What is asked –
The records below need retyping in full; give them again exactly.
■ ■ ■
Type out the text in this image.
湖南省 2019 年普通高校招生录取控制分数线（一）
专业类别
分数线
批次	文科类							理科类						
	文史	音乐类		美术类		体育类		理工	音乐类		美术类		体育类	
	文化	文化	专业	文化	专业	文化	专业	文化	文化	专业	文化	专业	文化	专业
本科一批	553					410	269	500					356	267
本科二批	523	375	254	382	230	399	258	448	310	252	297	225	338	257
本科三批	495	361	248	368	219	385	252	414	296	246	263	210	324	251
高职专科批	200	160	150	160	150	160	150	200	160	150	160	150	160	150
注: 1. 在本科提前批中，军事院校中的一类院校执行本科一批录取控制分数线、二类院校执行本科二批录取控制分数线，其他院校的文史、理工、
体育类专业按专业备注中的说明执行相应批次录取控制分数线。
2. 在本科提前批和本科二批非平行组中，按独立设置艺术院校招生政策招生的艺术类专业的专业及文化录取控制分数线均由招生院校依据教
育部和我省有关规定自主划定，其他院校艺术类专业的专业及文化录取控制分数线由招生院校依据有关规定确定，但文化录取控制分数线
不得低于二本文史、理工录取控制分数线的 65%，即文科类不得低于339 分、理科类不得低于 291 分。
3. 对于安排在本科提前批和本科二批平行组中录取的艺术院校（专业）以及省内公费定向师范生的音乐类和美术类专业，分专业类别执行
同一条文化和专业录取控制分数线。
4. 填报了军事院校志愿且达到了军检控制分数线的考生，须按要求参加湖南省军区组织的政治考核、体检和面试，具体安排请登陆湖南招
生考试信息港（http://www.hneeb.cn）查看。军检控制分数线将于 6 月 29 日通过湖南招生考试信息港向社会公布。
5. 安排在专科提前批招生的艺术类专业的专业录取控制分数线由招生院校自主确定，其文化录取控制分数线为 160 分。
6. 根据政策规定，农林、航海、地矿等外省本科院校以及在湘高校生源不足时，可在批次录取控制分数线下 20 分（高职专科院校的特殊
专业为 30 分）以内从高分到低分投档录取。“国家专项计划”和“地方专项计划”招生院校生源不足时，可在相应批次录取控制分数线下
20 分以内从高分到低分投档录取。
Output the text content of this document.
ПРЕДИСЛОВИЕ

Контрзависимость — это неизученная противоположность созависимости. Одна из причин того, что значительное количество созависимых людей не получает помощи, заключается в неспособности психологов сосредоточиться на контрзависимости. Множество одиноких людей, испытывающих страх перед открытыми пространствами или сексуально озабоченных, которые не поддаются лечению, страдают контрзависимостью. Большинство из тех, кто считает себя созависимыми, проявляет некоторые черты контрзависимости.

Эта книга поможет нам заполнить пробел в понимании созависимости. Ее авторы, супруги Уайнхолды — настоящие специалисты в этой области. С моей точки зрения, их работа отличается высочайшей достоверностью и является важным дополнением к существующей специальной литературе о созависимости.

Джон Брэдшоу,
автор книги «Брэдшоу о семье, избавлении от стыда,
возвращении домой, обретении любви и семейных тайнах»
■ ■ ■
Solution for this exercise –
Type out the text in this image.
湖南省 2019 年普通高校招生录取控制分数线（一）
专业类别
分数线
批次	文科类							理科类						
	文史	音乐类		美术类		体育类		理工	音乐类		美术类		体育类	
	文化	文化	专业	文化	专业	文化	专业	文化	文化	专业	文化	专业	文化	专业
本科一批	553					410	269	500					356	267
本科二批	523	375	254	382	230	399	258	448	310	252	297	225	338	257
本科三批	495	361	248	368	219	385	252	414	296	246	263	210	324	251
高职专科批	200	160	150	160	150	160	150	200	160	150	160	150	160	150
注: 1. 在本科提前批中，军事院校中的一类院校执行本科一批录取控制分数线、二类院校执行本科二批录取控制分数线，其他院校的文史、理工、
体育类专业按专业备注中的说明执行相应批次录取控制分数线。
2. 在本科提前批和本科二批非平行组中，按独立设置艺术院校招生政策招生的艺术类专业的专业及文化录取控制分数线均由招生院校依据教
育部和我省有关规定自主划定，其他院校艺术类专业的专业及文化录取控制分数线由招生院校依据有关规定确定，但文化录取控制分数线
不得低于二本文史、理工录取控制分数线的 65%，即文科类不得低于339 分、理科类不得低于 291 分。
3. 对于安排在本科提前批和本科二批平行组中录取的艺术院校（专业）以及省内公费定向师范生的音乐类和美术类专业，分专业类别执行
同一条文化和专业录取控制分数线。
4. 填报了军事院校志愿且达到了军检控制分数线的考生，须按要求参加湖南省军区组织的政治考核、体检和面试，具体安排请登陆湖南招
生考试信息港（http://www.hneeb.cn）查看。军检控制分数线将于 6 月 29 日通过湖南招生考试信息港向社会公布。
5. 安排在专科提前批招生的艺术类专业的专业录取控制分数线由招生院校自主确定，其文化录取控制分数线为 160 分。
6. 根据政策规定，农林、航海、地矿等外省本科院校以及在湘高校生源不足时，可在批次录取控制分数线下 20 分（高职专科院校的特殊
专业为 30 分）以内从高分到低分投档录取。“国家专项计划”和“地方专项计划”招生院校生源不足时，可在相应批次录取控制分数线下
20 分以内从高分到低分投档录取。
Output the text content of this document.
ПРЕДИСЛОВИЕ

Контрзависимость — это неизученная противоположность созависимости. Одна из причин того, что значительное количество созависимых людей не получает помощи, заключается в неспособности психологов сосредоточиться на контрзависимости. Множество одиноких людей, испытывающих страх перед открытыми пространствами или сексуально озабоченных, которые не поддаются лечению, страдают контрзависимостью. Большинство из тех, кто считает себя созависимыми, проявляет некоторые черты контрзависимости.

Эта книга поможет нам заполнить пробел в понимании созависимости. Ее авторы, супруги Уайнхолды — настоящие специалисты в этой области. С моей точки зрения, их работа отличается высочайшей достоверностью и является важным дополнением к существующей специальной литературе о созависимости.

Джон Брэдшоу,
автор книги «Брэдшоу о семье, избавлении от стыда,
возвращении домой, обретении любви и семейных тайнах»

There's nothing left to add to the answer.